*Selected text:*
══════════

This is the truth. It's pretty outrageous the prices the exchanges charge for real time data.

Though to be fair they are pretty good about letting you pay for what you want.

Most offer: - 15 minute delayed quotes, - real time top of book, - depth of book and the - raw fast data feed with not additions.

Pick what you want.


Anecdote: I once asked how much it would cost if I enabled myself for realtime access to every exchange we offer and I was given the ballpark figure that it would cost the company $80k/year. Exchanges charge a lot.


Hmm, that seems cheap :)

TSX, NYSE, and NASDAQ are around $5000/month each for full depth of book.


I'm guessing that previously Bloomberg either charged or didn't allow 3rd party access to their APIs so that you could develop your own apps on top of the datafeed.

By making it open, it opens up the market for 3rd party tool developers to build apps that can access the Bloomberg feed data.

To those that are complaining, I have a developer subscription to IQFeed, which charges a fee of around $70/month for delayed data, and I pay $300/yr, so Bloomberg offering it for free is pretty good. Too bad their data feed costs ~$1000/month.


Does the cost depend on the volume of data accessed or is it just a fixed amount per month?


The cost of what, IQFeed? For IQFeed it's a fixed amount per month. I have no idea on Bloomberg.

══════════

(A data block)
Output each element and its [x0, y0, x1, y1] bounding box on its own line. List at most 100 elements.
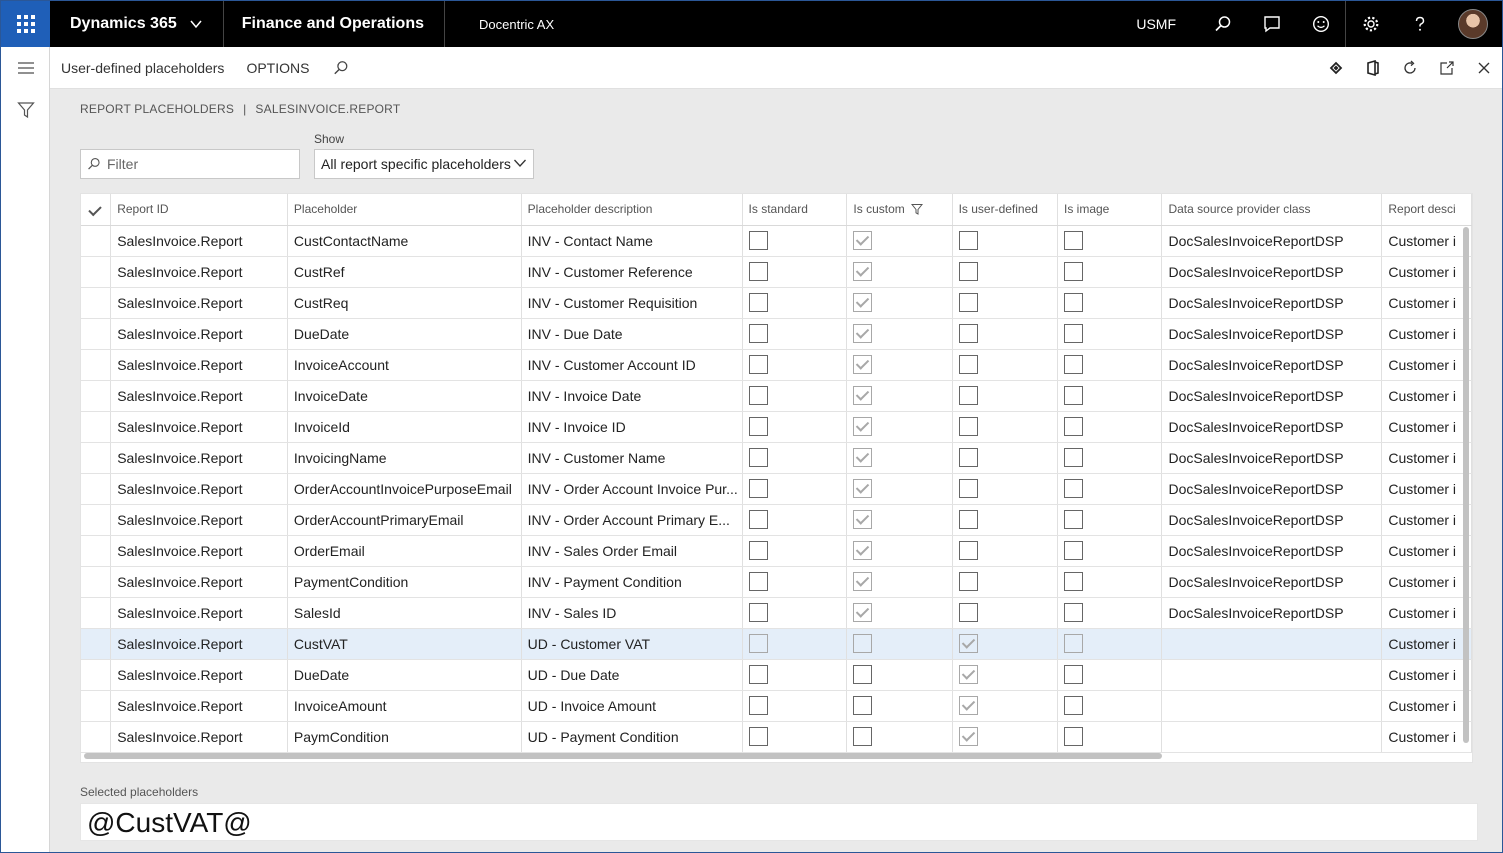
- cell-report-description[interactable]: Customer i: [1381, 380, 1472, 412]
- cell-report-description[interactable]: Customer i: [1381, 535, 1472, 567]
- cell-report-id[interactable]: SalesInvoice.Report: [110, 473, 288, 505]
- cell-is-standard-checkbox[interactable]: [748, 665, 768, 684]
- search-icon[interactable]: [1198, 1, 1247, 47]
- row-selector[interactable]: [81, 597, 112, 629]
- row-selector[interactable]: [81, 442, 112, 474]
- cell-provider-class[interactable]: DocSalesInvoiceReportDSP: [1161, 225, 1383, 257]
- column-header-report-description[interactable]: Report desci: [1381, 194, 1472, 226]
- refresh-icon[interactable]: [1391, 47, 1428, 89]
- cell-is-user-defined-checkbox[interactable]: [958, 541, 978, 560]
- cell-description[interactable]: INV - Customer Account ID: [521, 349, 743, 381]
- table-row[interactable]: SalesInvoice.Report SalesId INV - Sales ID…: [81, 597, 1472, 629]
- column-header-is-user-defined[interactable]: Is user-defined: [952, 194, 1059, 226]
- cell-placeholder[interactable]: DueDate: [287, 659, 522, 691]
- cell-report-description[interactable]: Customer i: [1381, 256, 1472, 288]
- cell-description[interactable]: UD - Due Date: [521, 659, 743, 691]
- cell-report-id[interactable]: SalesInvoice.Report: [110, 256, 288, 288]
- cell-report-description[interactable]: Customer i: [1381, 411, 1472, 443]
- cell-provider-class[interactable]: DocSalesInvoiceReportDSP: [1161, 287, 1383, 319]
- cell-placeholder[interactable]: OrderAccountPrimaryEmail: [287, 504, 522, 536]
- cell-provider-class[interactable]: DocSalesInvoiceReportDSP: [1161, 442, 1383, 474]
- cell-is-image-checkbox[interactable]: [1064, 634, 1083, 653]
- cell-is-standard-checkbox[interactable]: [748, 479, 768, 498]
- row-selector[interactable]: [81, 411, 112, 443]
- cell-is-custom-checkbox[interactable]: [853, 262, 873, 281]
- cell-description[interactable]: INV - Order Account Primary E...: [521, 504, 743, 536]
- table-row[interactable]: SalesInvoice.Report DueDate INV - Due Date…: [81, 318, 1472, 350]
- options-tab[interactable]: OPTIONS: [224, 60, 309, 76]
- table-row[interactable]: SalesInvoice.Report CustRef INV - Customer…: [81, 256, 1472, 288]
- cell-report-id[interactable]: SalesInvoice.Report: [110, 225, 288, 257]
- cell-is-image-checkbox[interactable]: [1064, 417, 1083, 436]
- table-row[interactable]: SalesInvoice.Report CustVAT UD - Customer …: [81, 628, 1472, 660]
- cell-description[interactable]: INV - Sales ID: [521, 597, 743, 629]
- cell-description[interactable]: INV - Invoice Date: [521, 380, 743, 412]
- cell-report-id[interactable]: SalesInvoice.Report: [110, 566, 288, 598]
- cell-placeholder[interactable]: InvoiceAccount: [287, 349, 522, 381]
- cell-is-custom-checkbox[interactable]: [853, 696, 873, 715]
- cell-report-id[interactable]: SalesInvoice.Report: [110, 380, 288, 412]
- cell-report-description[interactable]: Customer i: [1381, 721, 1472, 753]
- cell-placeholder[interactable]: InvoiceId: [287, 411, 522, 443]
- cell-description[interactable]: INV - Payment Condition: [521, 566, 743, 598]
- cell-is-custom-checkbox[interactable]: [853, 727, 873, 746]
- vertical-scrollbar[interactable]: [1463, 227, 1469, 743]
- cell-provider-class[interactable]: [1161, 721, 1383, 753]
- cell-report-id[interactable]: SalesInvoice.Report: [110, 504, 288, 536]
- cell-is-standard-checkbox[interactable]: [748, 510, 768, 529]
- cell-report-description[interactable]: Customer i: [1381, 659, 1472, 691]
- cell-report-id[interactable]: SalesInvoice.Report: [110, 287, 288, 319]
- table-row[interactable]: SalesInvoice.Report PaymCondition UD - Pay…: [81, 721, 1472, 753]
- cell-placeholder[interactable]: PaymCondition: [287, 721, 522, 753]
- row-selector[interactable]: [81, 504, 112, 536]
- cell-description[interactable]: INV - Invoice ID: [521, 411, 743, 443]
- row-selector[interactable]: [81, 628, 112, 660]
- cell-report-id[interactable]: SalesInvoice.Report: [110, 535, 288, 567]
- cell-is-user-defined-checkbox[interactable]: [958, 231, 978, 250]
- cell-report-id[interactable]: SalesInvoice.Report: [110, 721, 288, 753]
- cell-provider-class[interactable]: [1161, 659, 1383, 691]
- table-row[interactable]: SalesInvoice.Report InvoiceId INV - Invoic…: [81, 411, 1472, 443]
- cell-placeholder[interactable]: CustVAT: [287, 628, 522, 660]
- cell-provider-class[interactable]: DocSalesInvoiceReportDSP: [1161, 535, 1383, 567]
- cell-is-user-defined-checkbox[interactable]: [958, 727, 978, 746]
- row-selector[interactable]: [81, 287, 112, 319]
- app-launcher-icon[interactable]: [1, 1, 50, 47]
- cell-is-standard-checkbox[interactable]: [748, 448, 768, 467]
- cell-is-image-checkbox[interactable]: [1064, 262, 1083, 281]
- row-selector[interactable]: [81, 659, 112, 691]
- cell-report-id[interactable]: SalesInvoice.Report: [110, 628, 288, 660]
- cell-provider-class[interactable]: DocSalesInvoiceReportDSP: [1161, 411, 1383, 443]
- cell-placeholder[interactable]: InvoicingName: [287, 442, 522, 474]
- filter-field[interactable]: [80, 149, 300, 179]
- cell-is-image-checkbox[interactable]: [1064, 355, 1083, 374]
- cell-placeholder[interactable]: CustRef: [287, 256, 522, 288]
- cell-is-standard-checkbox[interactable]: [748, 262, 768, 281]
- column-header-is-custom[interactable]: Is custom: [846, 194, 953, 226]
- row-selector[interactable]: [81, 225, 112, 257]
- cell-placeholder[interactable]: SalesId: [287, 597, 522, 629]
- cell-is-user-defined-checkbox[interactable]: [958, 696, 978, 715]
- table-row[interactable]: SalesInvoice.Report CustReq INV - Customer…: [81, 287, 1472, 319]
- cell-is-image-checkbox[interactable]: [1064, 448, 1083, 467]
- cell-report-description[interactable]: Customer i: [1381, 504, 1472, 536]
- row-selector[interactable]: [81, 535, 112, 567]
- table-row[interactable]: SalesInvoice.Report InvoiceDate INV - Invo…: [81, 380, 1472, 412]
- table-row[interactable]: SalesInvoice.Report OrderAccountInvoicePu…: [81, 473, 1472, 505]
- message-icon[interactable]: [1247, 1, 1296, 47]
- cell-provider-class[interactable]: DocSalesInvoiceReportDSP: [1161, 566, 1383, 598]
- cell-placeholder[interactable]: InvoiceAmount: [287, 690, 522, 722]
- cell-is-image-checkbox[interactable]: [1064, 727, 1083, 746]
- cell-description[interactable]: INV - Sales Order Email: [521, 535, 743, 567]
- cell-report-description[interactable]: Customer i: [1381, 318, 1472, 350]
- cell-placeholder[interactable]: CustReq: [287, 287, 522, 319]
- cell-is-user-defined-checkbox[interactable]: [958, 448, 978, 467]
- cell-placeholder[interactable]: OrderAccountInvoicePurposeEmail: [287, 473, 522, 505]
- cell-is-user-defined-checkbox[interactable]: [958, 262, 978, 281]
- cell-report-description[interactable]: Customer i: [1381, 628, 1472, 660]
- cell-provider-class[interactable]: DocSalesInvoiceReportDSP: [1161, 349, 1383, 381]
- cell-is-user-defined-checkbox[interactable]: [958, 479, 978, 498]
- cell-report-id[interactable]: SalesInvoice.Report: [110, 659, 288, 691]
- cell-is-standard-checkbox[interactable]: [748, 293, 768, 312]
- cell-description[interactable]: INV - Customer Name: [521, 442, 743, 474]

══════════

*Task prompt:* Carry on the discussion of market data fees from its last reply onward. The rows are separate material, apart from the discussion of market data fees.

*Response for this exercise:*
There is a monthly cost and also tiered, metered usage. Keep in mind this isn't just for accessing North American exchanges. Our data customers can access all data we have, from the 110+ countries we collect feeds from.


Thanks for the response. Can you give a pointer to the Bloomberg pricing info, to get an idea of the fixed + variable costs?


If anyone wants licensed Bloomberg financial news content, we have that in our News API and can give to you guys at HN rates. Can be used for commercial use. We worked hard to get this agreement done with Bloomberg since we know a lot of finance startup could use this.


What is the cheapest way to get the actual data? A number of years back, opentick had a pretty cheap API for getting market data. However, they have shutdown. Is there anyone out there with a good api, and relatively cheap data feed?


Note that ths is just an API - to use it you still need to be a subscriber, and nothing they offer is cheap. In the tradition of their Excel APIs, this doesn't even come close to giving automated access to their entire database.

This API seems like a marketing tool designed to get people to build algorithmic applications around expensive real time feeds from Bloomberg.


Is there an example of some data you need which isn't served over the API?


Having worked there, I can see that this is a very powerful move towards solidifying marketshare for then. They were drowning in complexity. Opening the API will allow them to acquire any small innovating startup at a fraction of the cost it would have taken them to develop inhouse.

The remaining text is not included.